## Do this
Count how many lines contain the word "accumulated". Please give only the number.

————————

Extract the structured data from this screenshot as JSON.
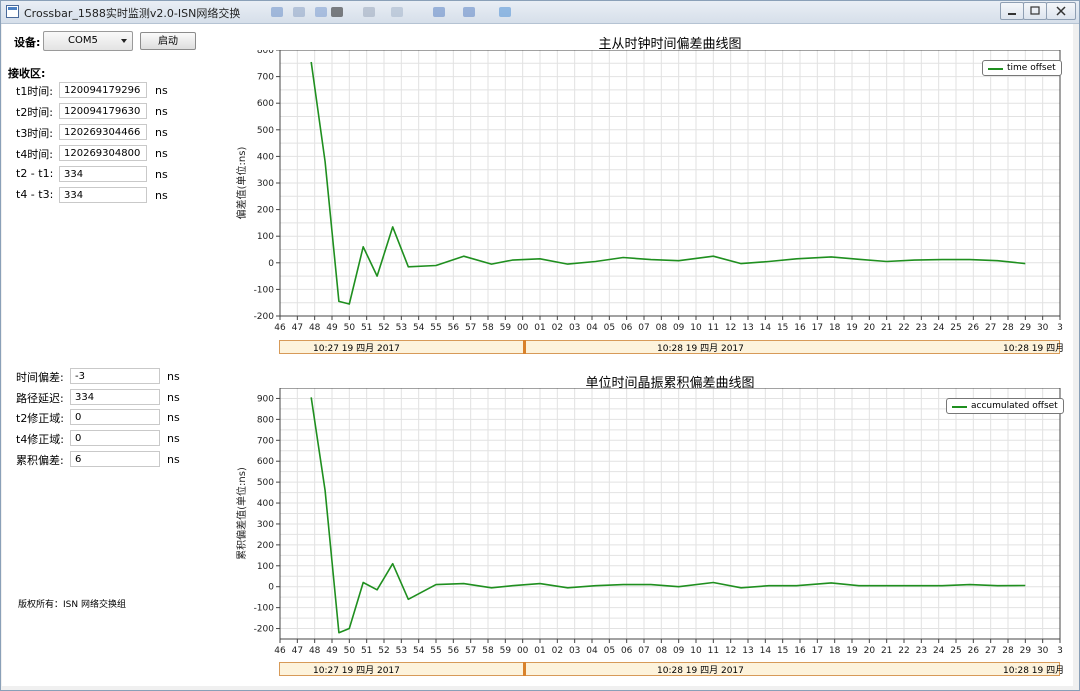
{
  "window": {
    "title": "Crossbar_1588实时监测v2.0-ISN网络交换",
    "controls": [
      "minimize",
      "restore",
      "close"
    ]
  },
  "toolbar": {
    "device_label": "设备:",
    "device_value": "COM5",
    "start_button": "启动"
  },
  "receive": {
    "heading": "接收区:",
    "rows": [
      {
        "label": "t1时间:",
        "value": "120094179296",
        "unit": "ns"
      },
      {
        "label": "t2时间:",
        "value": "120094179630",
        "unit": "ns"
      },
      {
        "label": "t3时间:",
        "value": "120269304466",
        "unit": "ns"
      },
      {
        "label": "t4时间:",
        "value": "120269304800",
        "unit": "ns"
      },
      {
        "label": "t2 - t1:",
        "value": "334",
        "unit": "ns"
      },
      {
        "label": "t4 - t3:",
        "value": "334",
        "unit": "ns"
      }
    ]
  },
  "results": {
    "rows": [
      {
        "label": "时间偏差:",
        "value": "-3",
        "unit": "ns"
      },
      {
        "label": "路径延迟:",
        "value": "334",
        "unit": "ns"
      },
      {
        "label": "t2修正域:",
        "value": "0",
        "unit": "ns"
      },
      {
        "label": "t4修正域:",
        "value": "0",
        "unit": "ns"
      },
      {
        "label": "累积偏差:",
        "value": "6",
        "unit": "ns"
      }
    ]
  },
  "footer": {
    "copyright": "版权所有：ISN 网络交换组"
  },
  "charts": [
    {
      "title": "主从时钟时间偏差曲线图",
      "ylabel": "偏差值(单位:ns)",
      "legend": "time offset",
      "timebar": [
        "10:27 19 四月 2017",
        "10:28 19 四月 2017",
        "10:28 19 四月"
      ]
    },
    {
      "title": "单位时间晶振累积偏差曲线图",
      "ylabel": "累积偏差值(单位:ns)",
      "legend": "accumulated offset",
      "timebar": [
        "10:27 19 四月 2017",
        "10:28 19 四月 2017",
        "10:28 19 四月"
      ]
    }
  ],
  "colors": {
    "series": "#1f8f1f",
    "grid": "#e2e2e2",
    "timebar_bg": "#fdf3dc",
    "timebar_border": "#d79a58"
  },
  "chart_data": [
    {
      "type": "line",
      "title": "主从时钟时间偏差曲线图",
      "ylabel": "偏差值(单位:ns)",
      "xlabel": "",
      "x_ticks": [
        "46",
        "47",
        "48",
        "49",
        "50",
        "51",
        "52",
        "53",
        "54",
        "55",
        "56",
        "57",
        "58",
        "59",
        "00",
        "01",
        "02",
        "03",
        "04",
        "05",
        "06",
        "07",
        "08",
        "09",
        "10",
        "11",
        "12",
        "13",
        "14",
        "15",
        "16",
        "17",
        "18",
        "19",
        "20",
        "21",
        "22",
        "23",
        "24",
        "25",
        "26",
        "27",
        "28",
        "29",
        "30",
        "3"
      ],
      "y_ticks": [
        -200,
        -100,
        0,
        100,
        200,
        300,
        400,
        500,
        600,
        700,
        800
      ],
      "ylim": [
        -200,
        800
      ],
      "legend_position": "top-right",
      "grid": true,
      "series": [
        {
          "name": "time offset",
          "x": [
            47.8,
            48.6,
            49.4,
            50.0,
            50.8,
            51.6,
            52.5,
            53.4,
            55.0,
            56.6,
            58.2,
            59.4,
            61.0,
            62.6,
            64.2,
            65.8,
            67.4,
            69.0,
            71.0,
            72.6,
            74.2,
            75.8,
            77.8,
            79.4,
            81.0,
            82.6,
            84.2,
            85.8,
            87.4,
            89.0
          ],
          "y": [
            755,
            380,
            -145,
            -155,
            60,
            -50,
            135,
            -15,
            -10,
            25,
            -5,
            10,
            15,
            -5,
            5,
            20,
            12,
            8,
            25,
            -3,
            5,
            15,
            22,
            13,
            5,
            10,
            12,
            12,
            8,
            -3
          ]
        }
      ]
    },
    {
      "type": "line",
      "title": "单位时间晶振累积偏差曲线图",
      "ylabel": "累积偏差值(单位:ns)",
      "xlabel": "",
      "x_ticks": [
        "46",
        "47",
        "48",
        "49",
        "50",
        "51",
        "52",
        "53",
        "54",
        "55",
        "56",
        "57",
        "58",
        "59",
        "00",
        "01",
        "02",
        "03",
        "04",
        "05",
        "06",
        "07",
        "08",
        "09",
        "10",
        "11",
        "12",
        "13",
        "14",
        "15",
        "16",
        "17",
        "18",
        "19",
        "20",
        "21",
        "22",
        "23",
        "24",
        "25",
        "26",
        "27",
        "28",
        "29",
        "30",
        "3"
      ],
      "y_ticks": [
        -200,
        -100,
        0,
        100,
        200,
        300,
        400,
        500,
        600,
        700,
        800,
        900
      ],
      "ylim": [
        -250,
        950
      ],
      "legend_position": "top-right",
      "grid": true,
      "series": [
        {
          "name": "accumulated offset",
          "x": [
            47.8,
            48.6,
            49.4,
            50.0,
            50.8,
            51.6,
            52.5,
            53.4,
            55.0,
            56.6,
            58.2,
            59.4,
            61.0,
            62.6,
            64.2,
            65.8,
            67.4,
            69.0,
            71.0,
            72.6,
            74.2,
            75.8,
            77.8,
            79.4,
            81.0,
            82.6,
            84.2,
            85.8,
            87.4,
            89.0
          ],
          "y": [
            905,
            460,
            -220,
            -200,
            20,
            -15,
            110,
            -60,
            10,
            15,
            -5,
            5,
            15,
            -5,
            5,
            10,
            10,
            0,
            20,
            -5,
            5,
            5,
            18,
            5,
            5,
            5,
            5,
            10,
            5,
            6
          ]
        }
      ]
    }
  ]
}
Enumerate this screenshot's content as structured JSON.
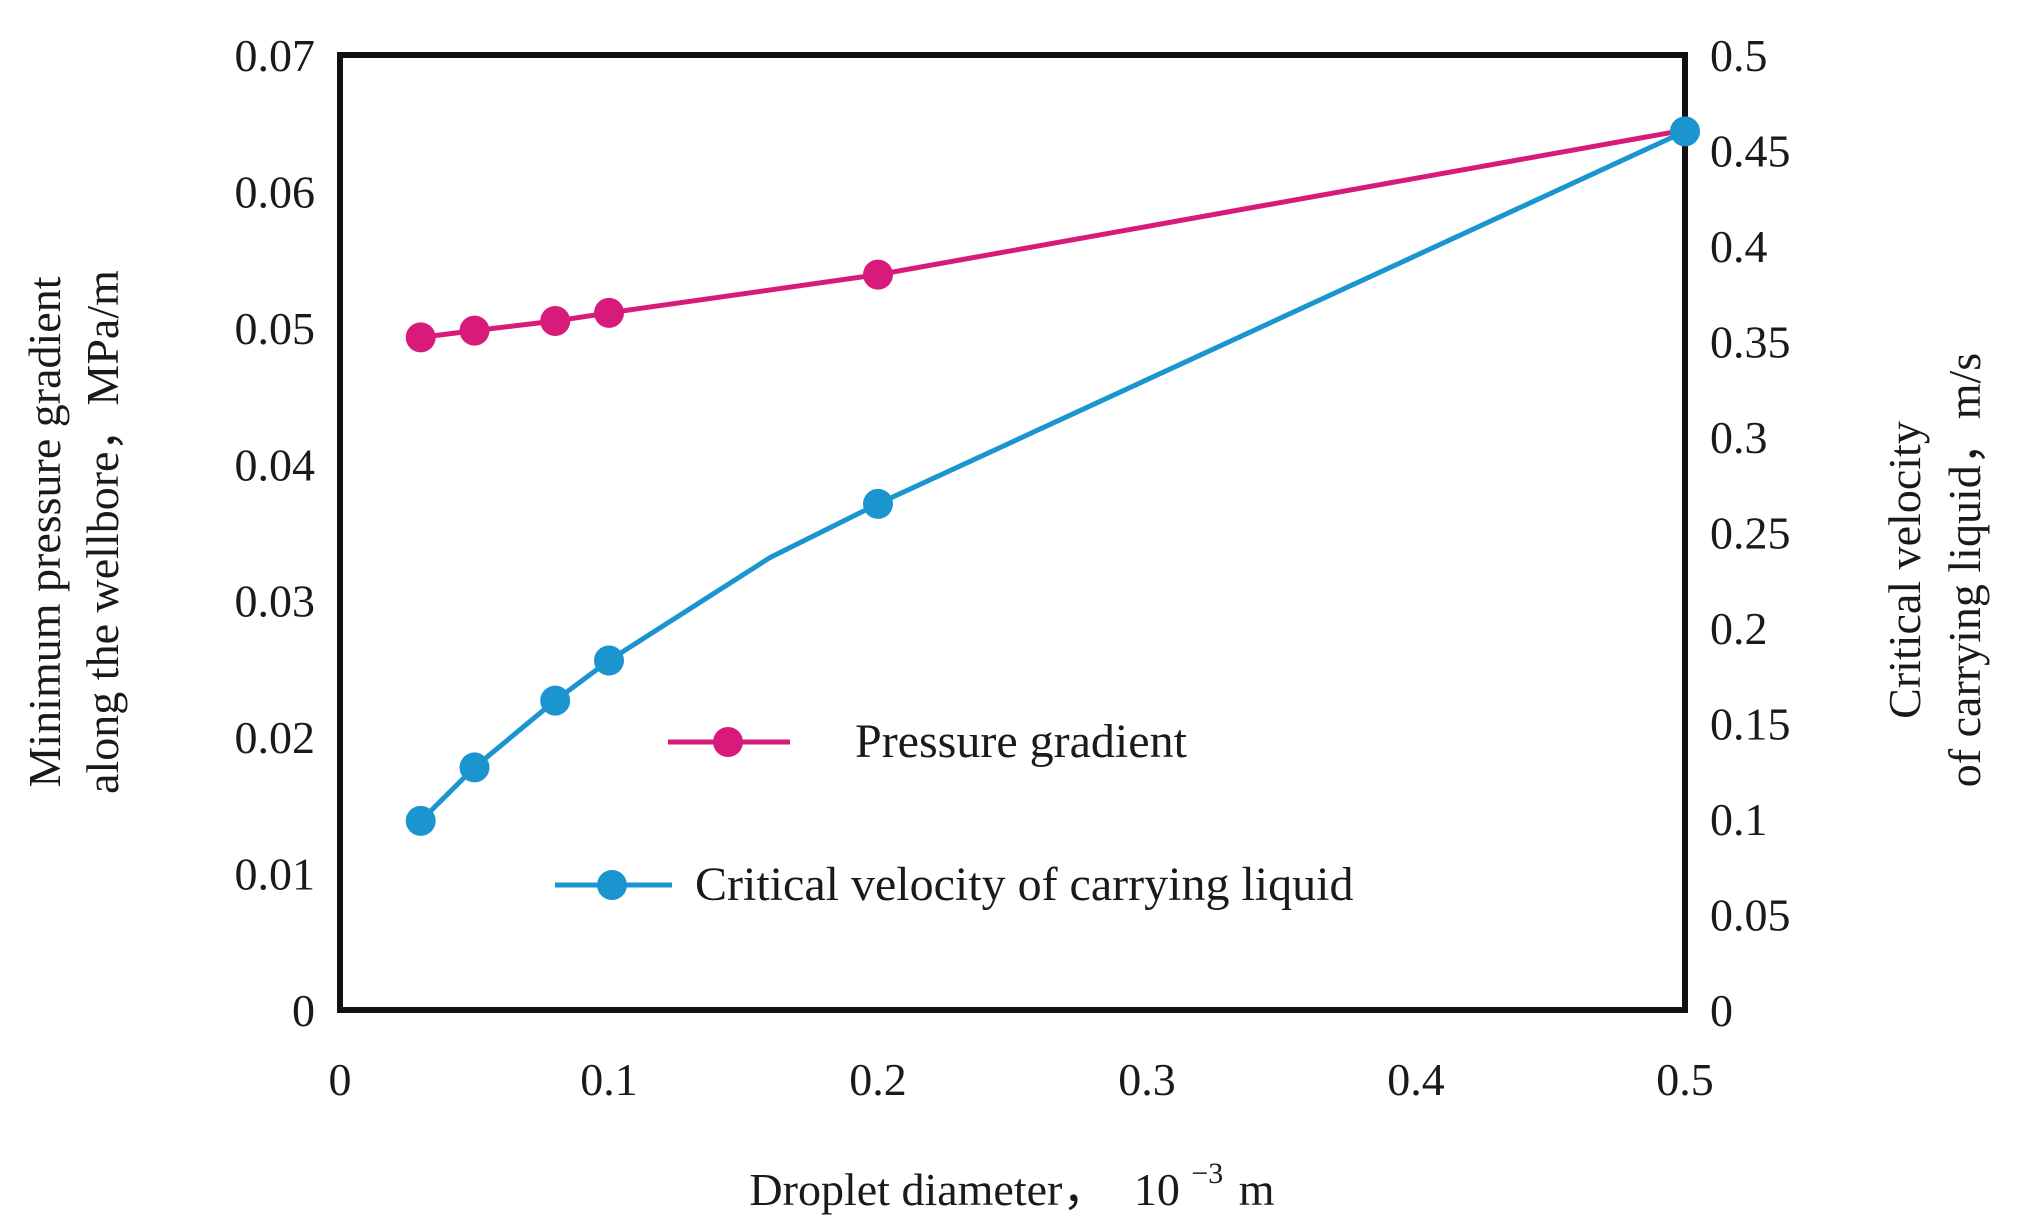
{
  "chart_data": {
    "type": "line",
    "title": "",
    "xlabel": "Droplet diameter，",
    "xlabel_unit_base": "10",
    "xlabel_unit_exp": "−3",
    "xlabel_unit_suffix": "m",
    "ylabel_left_line1": "Minimum pressure gradient",
    "ylabel_left_line2": "along the wellbore，MPa/m",
    "ylabel_right_line1": "Critical velocity",
    "ylabel_right_line2": "of carrying liquid，m/s",
    "xlim": [
      0,
      0.5
    ],
    "ylim_left": [
      0,
      0.07
    ],
    "ylim_right": [
      0,
      0.5
    ],
    "x_ticks": [
      "0",
      "0.1",
      "0.2",
      "0.3",
      "0.4",
      "0.5"
    ],
    "y_left_ticks": [
      "0",
      "0.01",
      "0.02",
      "0.03",
      "0.04",
      "0.05",
      "0.06",
      "0.07"
    ],
    "y_right_ticks": [
      "0",
      "0.05",
      "0.1",
      "0.15",
      "0.2",
      "0.25",
      "0.3",
      "0.35",
      "0.4",
      "0.45",
      "0.5"
    ],
    "grid": false,
    "legend_position": "center",
    "series": [
      {
        "name": "Pressure gradient",
        "axis": "left",
        "color": "#d81b7a",
        "x": [
          0.03,
          0.05,
          0.08,
          0.1,
          0.2,
          0.5
        ],
        "values": [
          0.0493,
          0.0498,
          0.0505,
          0.0511,
          0.0539,
          0.0645
        ],
        "markers": [
          true,
          true,
          true,
          true,
          true,
          false
        ]
      },
      {
        "name": "Critical velocity of carrying liquid",
        "axis": "right",
        "color": "#1a95cf",
        "x": [
          0.03,
          0.05,
          0.08,
          0.1,
          0.16,
          0.2,
          0.5
        ],
        "values": [
          0.099,
          0.127,
          0.162,
          0.183,
          0.237,
          0.265,
          0.46
        ],
        "markers": [
          true,
          true,
          true,
          true,
          false,
          true,
          true
        ]
      }
    ]
  }
}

————————

## Response to the exercise
2